Task directions:
Here are some records; quote them exactly, leaving out the pictures.

= = = = =

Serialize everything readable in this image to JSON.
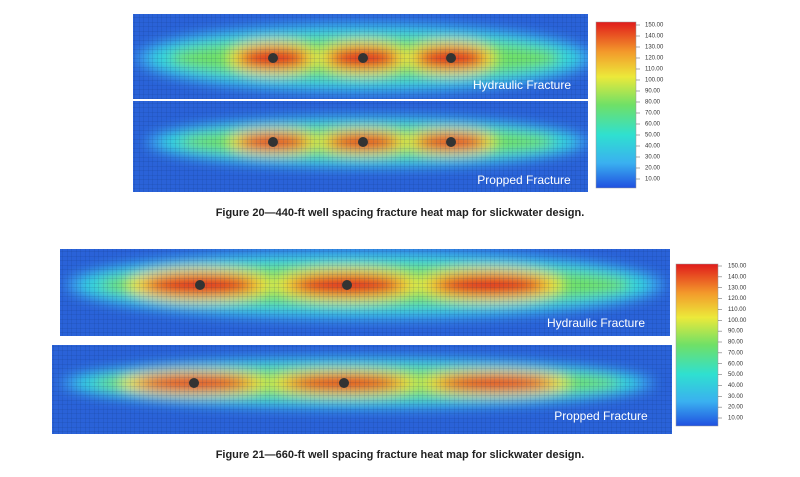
{
  "figures": [
    {
      "panels": [
        {
          "label": "Hydraulic Fracture"
        },
        {
          "label": "Propped Fracture"
        }
      ],
      "colorbar": {
        "ticks": [
          "150.00",
          "140.00",
          "130.00",
          "120.00",
          "110.00",
          "100.00",
          "90.00",
          "80.00",
          "70.00",
          "60.00",
          "50.00",
          "40.00",
          "30.00",
          "20.00",
          "10.00"
        ]
      },
      "caption": "Figure 20—440-ft well spacing fracture heat map for slickwater design."
    },
    {
      "panels": [
        {
          "label": "Hydraulic Fracture"
        },
        {
          "label": "Propped Fracture"
        }
      ],
      "colorbar": {
        "ticks": [
          "150.00",
          "140.00",
          "130.00",
          "120.00",
          "110.00",
          "100.00",
          "90.00",
          "80.00",
          "70.00",
          "60.00",
          "50.00",
          "40.00",
          "30.00",
          "20.00",
          "10.00"
        ]
      },
      "caption": "Figure 21—660-ft well spacing fracture heat map for slickwater design."
    }
  ]
}
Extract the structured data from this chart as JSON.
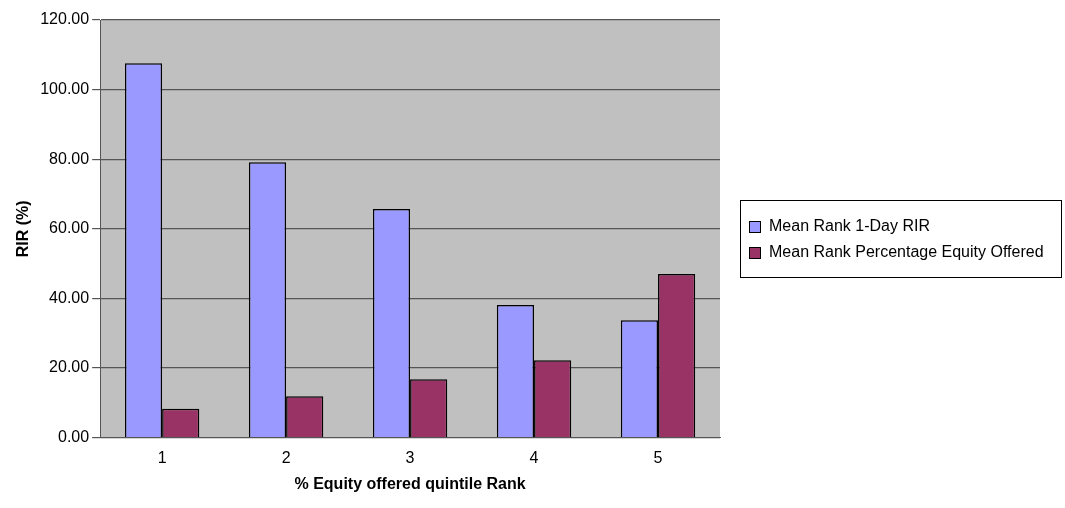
{
  "chart_data": {
    "type": "bar",
    "xlabel": "% Equity offered quintile Rank",
    "ylabel": "RIR (%)",
    "categories": [
      "1",
      "2",
      "3",
      "4",
      "5"
    ],
    "series": [
      {
        "name": "Mean Rank 1-Day RIR",
        "color": "#9999ff",
        "values": [
          107.6,
          79.1,
          65.7,
          38.1,
          33.7
        ]
      },
      {
        "name": "Mean Rank Percentage Equity Offered",
        "color": "#993366",
        "values": [
          8.3,
          11.9,
          16.8,
          22.2,
          47.0
        ]
      }
    ],
    "ylim": [
      0,
      120
    ],
    "yticks": [
      {
        "value": 0,
        "label": "0.00"
      },
      {
        "value": 20,
        "label": "20.00"
      },
      {
        "value": 40,
        "label": "40.00"
      },
      {
        "value": 60,
        "label": "60.00"
      },
      {
        "value": 80,
        "label": "80.00"
      },
      {
        "value": 100,
        "label": "100.00"
      },
      {
        "value": 120,
        "label": "120.00"
      }
    ],
    "grid": "y",
    "legend": "right"
  }
}
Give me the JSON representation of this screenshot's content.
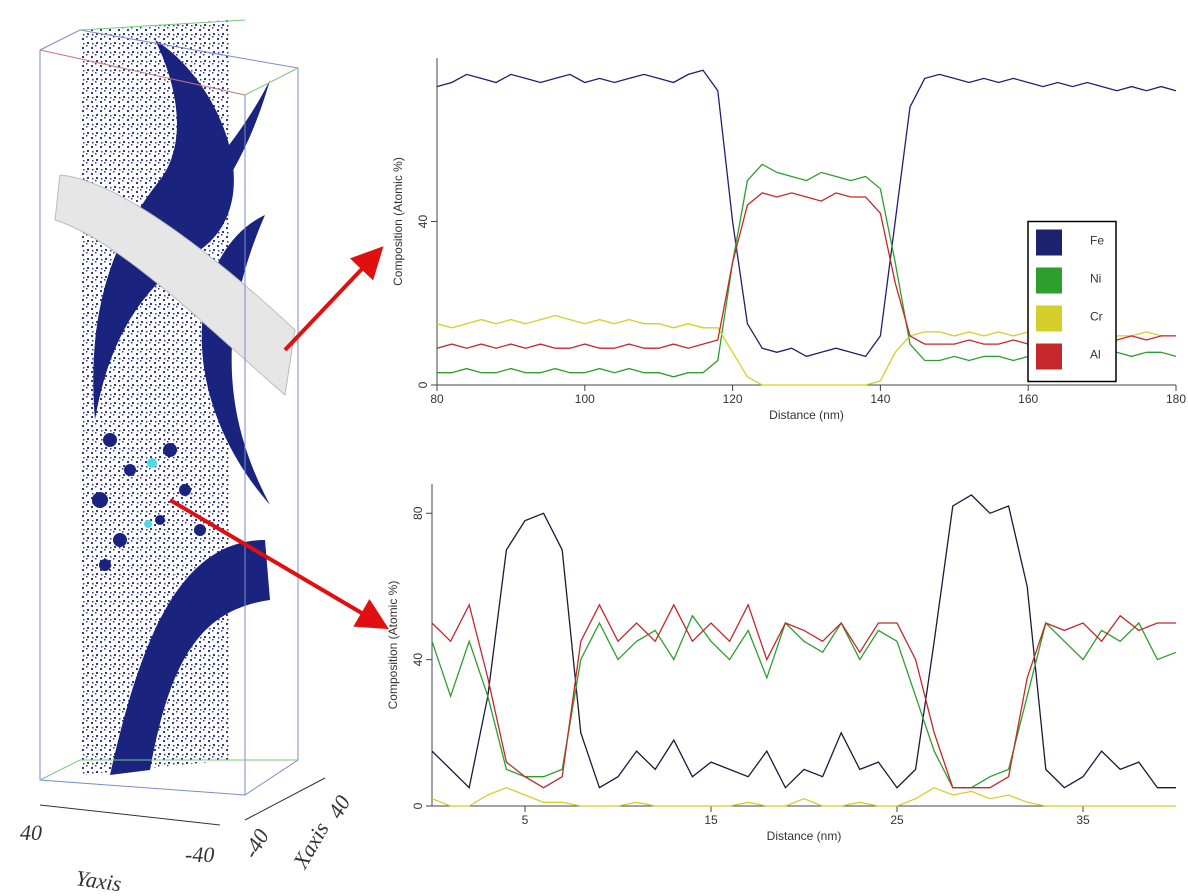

= = = = =

Correct response:
Serialize everything readable in this image to JSON.
{
  "figures": [
    {
      "panels": [
        {
          "label": "Hydraulic Fracture"
        },
        {
          "label": "Propped Fracture"
        }
      ],
      "colorbar": {
        "ticks": [
          "150.00",
          "140.00",
          "130.00",
          "120.00",
          "110.00",
          "100.00",
          "90.00",
          "80.00",
          "70.00",
          "60.00",
          "50.00",
          "40.00",
          "30.00",
          "20.00",
          "10.00"
        ]
      },
      "caption": "Figure 20—440-ft well spacing fracture heat map for slickwater design."
    },
    {
      "panels": [
        {
          "label": "Hydraulic Fracture"
        },
        {
          "label": "Propped Fracture"
        }
      ],
      "colorbar": {
        "ticks": [
          "150.00",
          "140.00",
          "130.00",
          "120.00",
          "110.00",
          "100.00",
          "90.00",
          "80.00",
          "70.00",
          "60.00",
          "50.00",
          "40.00",
          "30.00",
          "20.00",
          "10.00"
        ]
      },
      "caption": "Figure 21—660-ft well spacing fracture heat map for slickwater design."
    }
  ]
}
Extract the structured data from this chart as JSON.
{
  "chart_data": {
    "type": "bar",
    "xlabel": "% Equity offered quintile Rank",
    "ylabel": "RIR (%)",
    "categories": [
      "1",
      "2",
      "3",
      "4",
      "5"
    ],
    "series": [
      {
        "name": "Mean Rank 1-Day RIR",
        "color": "#9999ff",
        "values": [
          107.6,
          79.1,
          65.7,
          38.1,
          33.7
        ]
      },
      {
        "name": "Mean Rank Percentage Equity Offered",
        "color": "#993366",
        "values": [
          8.3,
          11.9,
          16.8,
          22.2,
          47.0
        ]
      }
    ],
    "ylim": [
      0,
      120
    ],
    "yticks": [
      {
        "value": 0,
        "label": "0.00"
      },
      {
        "value": 20,
        "label": "20.00"
      },
      {
        "value": 40,
        "label": "40.00"
      },
      {
        "value": 60,
        "label": "60.00"
      },
      {
        "value": 80,
        "label": "80.00"
      },
      {
        "value": 100,
        "label": "100.00"
      },
      {
        "value": 120,
        "label": "120.00"
      }
    ],
    "grid": "y",
    "legend": "right"
  }
}
Give me the JSON representation of this screenshot's content.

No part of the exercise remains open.